• **Job**
Using the listing below, copy every line that mentions "this".
%%
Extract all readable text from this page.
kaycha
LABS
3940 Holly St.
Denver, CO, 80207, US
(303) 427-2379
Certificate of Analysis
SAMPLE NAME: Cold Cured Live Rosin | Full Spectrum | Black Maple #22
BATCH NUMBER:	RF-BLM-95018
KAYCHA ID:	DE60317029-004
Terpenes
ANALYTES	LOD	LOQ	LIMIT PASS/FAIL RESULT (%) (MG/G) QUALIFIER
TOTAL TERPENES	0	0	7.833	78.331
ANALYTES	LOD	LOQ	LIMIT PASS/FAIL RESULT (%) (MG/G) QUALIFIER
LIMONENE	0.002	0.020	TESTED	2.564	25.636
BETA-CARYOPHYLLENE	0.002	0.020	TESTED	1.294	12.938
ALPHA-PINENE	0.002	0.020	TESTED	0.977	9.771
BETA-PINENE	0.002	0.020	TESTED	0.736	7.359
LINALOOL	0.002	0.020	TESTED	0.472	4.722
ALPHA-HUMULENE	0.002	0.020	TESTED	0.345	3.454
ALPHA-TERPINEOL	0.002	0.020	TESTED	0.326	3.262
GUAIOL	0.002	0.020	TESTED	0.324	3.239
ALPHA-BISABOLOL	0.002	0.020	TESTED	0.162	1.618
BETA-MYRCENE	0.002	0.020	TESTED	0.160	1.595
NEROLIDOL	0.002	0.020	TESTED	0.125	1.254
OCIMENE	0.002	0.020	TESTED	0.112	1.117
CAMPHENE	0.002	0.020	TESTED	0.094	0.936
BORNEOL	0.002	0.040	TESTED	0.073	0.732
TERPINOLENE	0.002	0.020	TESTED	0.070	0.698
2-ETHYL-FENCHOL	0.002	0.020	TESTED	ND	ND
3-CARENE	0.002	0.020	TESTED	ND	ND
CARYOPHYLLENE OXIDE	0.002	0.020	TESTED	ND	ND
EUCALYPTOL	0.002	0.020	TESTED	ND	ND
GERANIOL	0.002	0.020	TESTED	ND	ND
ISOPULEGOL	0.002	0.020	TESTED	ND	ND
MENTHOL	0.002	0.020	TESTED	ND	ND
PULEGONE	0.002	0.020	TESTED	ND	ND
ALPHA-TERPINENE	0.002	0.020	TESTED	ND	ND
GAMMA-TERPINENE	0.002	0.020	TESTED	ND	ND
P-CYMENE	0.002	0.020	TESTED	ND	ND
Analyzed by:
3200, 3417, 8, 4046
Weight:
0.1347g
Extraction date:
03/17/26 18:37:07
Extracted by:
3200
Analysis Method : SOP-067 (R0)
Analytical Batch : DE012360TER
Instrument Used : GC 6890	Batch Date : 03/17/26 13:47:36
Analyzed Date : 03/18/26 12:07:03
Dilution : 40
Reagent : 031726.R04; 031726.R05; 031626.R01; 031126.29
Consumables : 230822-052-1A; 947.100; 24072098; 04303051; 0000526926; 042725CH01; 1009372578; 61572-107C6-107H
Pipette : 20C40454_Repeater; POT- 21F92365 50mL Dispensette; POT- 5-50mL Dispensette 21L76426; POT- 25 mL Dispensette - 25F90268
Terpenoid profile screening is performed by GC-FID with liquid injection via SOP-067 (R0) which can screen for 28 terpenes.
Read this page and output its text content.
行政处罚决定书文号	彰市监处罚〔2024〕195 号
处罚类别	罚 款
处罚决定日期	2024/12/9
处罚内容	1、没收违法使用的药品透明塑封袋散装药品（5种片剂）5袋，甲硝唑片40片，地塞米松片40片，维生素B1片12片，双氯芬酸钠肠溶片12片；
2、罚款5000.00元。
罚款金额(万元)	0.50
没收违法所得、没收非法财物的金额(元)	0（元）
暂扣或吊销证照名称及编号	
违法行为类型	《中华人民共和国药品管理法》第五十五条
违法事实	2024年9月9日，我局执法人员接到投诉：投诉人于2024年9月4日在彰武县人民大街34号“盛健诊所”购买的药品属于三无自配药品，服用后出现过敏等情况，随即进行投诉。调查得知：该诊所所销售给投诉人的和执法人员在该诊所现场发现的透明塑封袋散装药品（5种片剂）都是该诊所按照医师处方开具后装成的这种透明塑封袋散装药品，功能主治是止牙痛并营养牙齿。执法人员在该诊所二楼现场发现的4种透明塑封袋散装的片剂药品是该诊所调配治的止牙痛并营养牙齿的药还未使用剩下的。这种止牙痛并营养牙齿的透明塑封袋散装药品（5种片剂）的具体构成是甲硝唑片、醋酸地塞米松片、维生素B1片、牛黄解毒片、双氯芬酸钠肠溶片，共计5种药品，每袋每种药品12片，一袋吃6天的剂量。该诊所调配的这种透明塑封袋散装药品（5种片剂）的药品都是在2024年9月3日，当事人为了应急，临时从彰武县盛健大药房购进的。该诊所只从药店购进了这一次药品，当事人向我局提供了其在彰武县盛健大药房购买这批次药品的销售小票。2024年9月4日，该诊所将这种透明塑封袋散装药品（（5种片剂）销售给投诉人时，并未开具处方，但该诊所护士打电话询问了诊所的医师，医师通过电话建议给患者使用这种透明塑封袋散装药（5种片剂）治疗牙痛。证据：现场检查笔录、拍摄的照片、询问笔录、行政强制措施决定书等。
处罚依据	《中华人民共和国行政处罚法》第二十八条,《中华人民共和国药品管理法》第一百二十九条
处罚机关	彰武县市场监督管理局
%%
• **Task output**
Extract all readable text from this page.
Read this page and output its text content.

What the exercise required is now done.